— start Stored records —
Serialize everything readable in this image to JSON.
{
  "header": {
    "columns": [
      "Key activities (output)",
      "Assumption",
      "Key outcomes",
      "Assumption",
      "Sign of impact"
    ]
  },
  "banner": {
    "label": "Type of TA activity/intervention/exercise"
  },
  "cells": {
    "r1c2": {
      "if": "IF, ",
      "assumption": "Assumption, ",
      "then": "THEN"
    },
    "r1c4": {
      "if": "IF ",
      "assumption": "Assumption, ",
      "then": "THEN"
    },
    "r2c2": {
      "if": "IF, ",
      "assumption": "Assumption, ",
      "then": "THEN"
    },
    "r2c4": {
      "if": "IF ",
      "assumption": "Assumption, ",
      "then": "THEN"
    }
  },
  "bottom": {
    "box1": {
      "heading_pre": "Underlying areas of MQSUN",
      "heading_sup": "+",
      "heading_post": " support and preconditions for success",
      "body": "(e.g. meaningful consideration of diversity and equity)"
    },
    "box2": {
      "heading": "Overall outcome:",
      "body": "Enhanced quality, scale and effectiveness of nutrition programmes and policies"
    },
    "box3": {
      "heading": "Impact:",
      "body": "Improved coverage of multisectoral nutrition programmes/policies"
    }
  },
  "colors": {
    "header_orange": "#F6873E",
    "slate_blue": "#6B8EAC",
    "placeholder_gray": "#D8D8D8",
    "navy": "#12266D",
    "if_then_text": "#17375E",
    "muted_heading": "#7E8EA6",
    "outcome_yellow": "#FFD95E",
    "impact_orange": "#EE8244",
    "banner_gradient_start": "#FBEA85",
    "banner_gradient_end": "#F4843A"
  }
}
— end Stored records —
— start Stored records —
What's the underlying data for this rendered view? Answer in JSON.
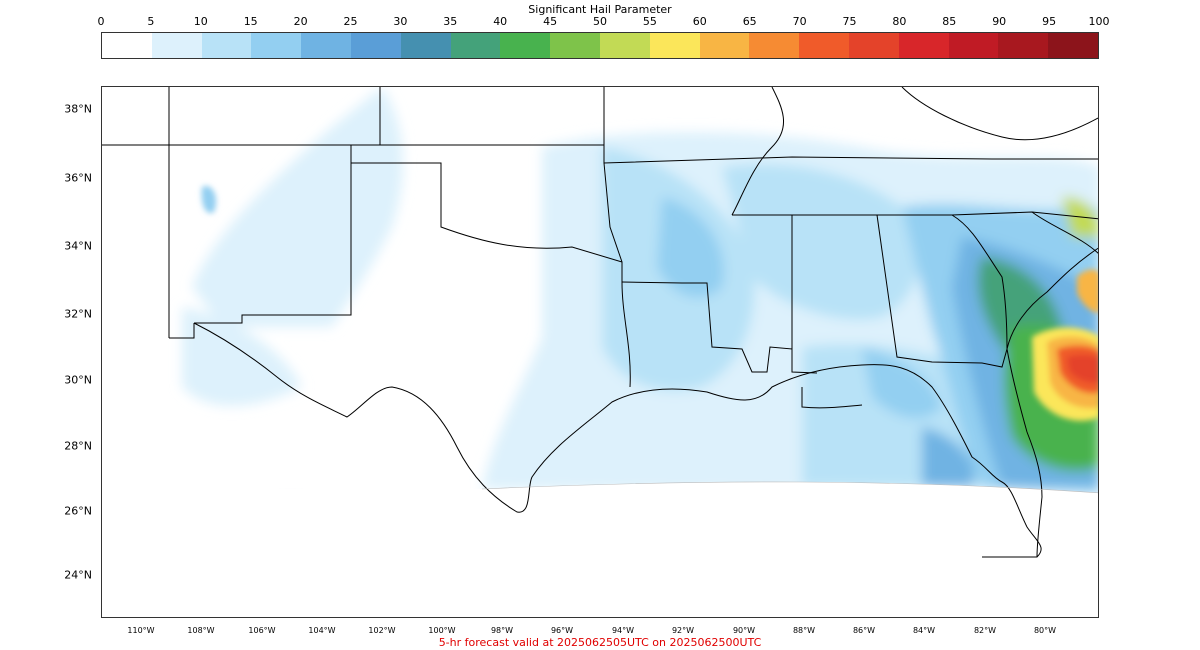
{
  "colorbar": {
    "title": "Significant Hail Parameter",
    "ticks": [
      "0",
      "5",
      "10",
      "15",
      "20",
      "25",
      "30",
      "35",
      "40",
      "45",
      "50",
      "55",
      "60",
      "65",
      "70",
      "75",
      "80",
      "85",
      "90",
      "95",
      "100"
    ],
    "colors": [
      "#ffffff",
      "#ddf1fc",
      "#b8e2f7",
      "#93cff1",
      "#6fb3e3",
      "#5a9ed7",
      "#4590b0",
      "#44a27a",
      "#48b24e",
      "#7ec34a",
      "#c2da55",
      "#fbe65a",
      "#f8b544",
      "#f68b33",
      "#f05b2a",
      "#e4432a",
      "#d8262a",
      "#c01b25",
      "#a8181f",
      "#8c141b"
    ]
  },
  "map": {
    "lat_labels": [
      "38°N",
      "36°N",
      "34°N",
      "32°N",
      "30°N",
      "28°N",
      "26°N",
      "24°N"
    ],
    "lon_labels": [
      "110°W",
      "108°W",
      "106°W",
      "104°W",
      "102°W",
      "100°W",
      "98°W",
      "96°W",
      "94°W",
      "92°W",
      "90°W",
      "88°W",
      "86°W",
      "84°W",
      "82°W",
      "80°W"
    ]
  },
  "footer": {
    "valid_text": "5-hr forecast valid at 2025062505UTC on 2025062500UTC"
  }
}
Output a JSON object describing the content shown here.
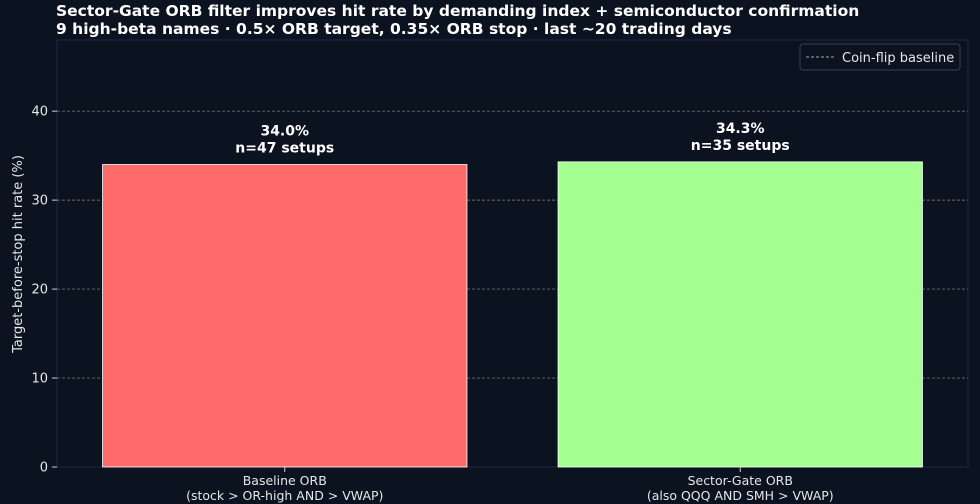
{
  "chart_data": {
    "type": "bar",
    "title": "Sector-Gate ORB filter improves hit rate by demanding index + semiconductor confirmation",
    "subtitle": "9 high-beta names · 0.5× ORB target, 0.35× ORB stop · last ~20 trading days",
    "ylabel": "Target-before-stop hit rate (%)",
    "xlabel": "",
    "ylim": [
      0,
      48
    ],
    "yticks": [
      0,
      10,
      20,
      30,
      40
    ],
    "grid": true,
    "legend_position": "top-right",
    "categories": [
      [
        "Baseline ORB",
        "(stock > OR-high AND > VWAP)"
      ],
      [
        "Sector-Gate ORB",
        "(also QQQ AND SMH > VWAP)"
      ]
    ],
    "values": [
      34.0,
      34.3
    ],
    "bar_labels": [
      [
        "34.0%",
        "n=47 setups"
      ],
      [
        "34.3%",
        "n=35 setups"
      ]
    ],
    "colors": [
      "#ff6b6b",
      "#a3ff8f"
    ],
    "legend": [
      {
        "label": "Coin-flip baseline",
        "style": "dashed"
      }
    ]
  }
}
— end Stored records —
> **Problem to work on**:
Copy each line above that contains the string "rate".

> **Exercise answer**:
    "title": "Sector-Gate ORB filter improves hit rate by demanding index + semiconductor confirmation",
    "ylabel": "Target-before-stop hit rate (%)",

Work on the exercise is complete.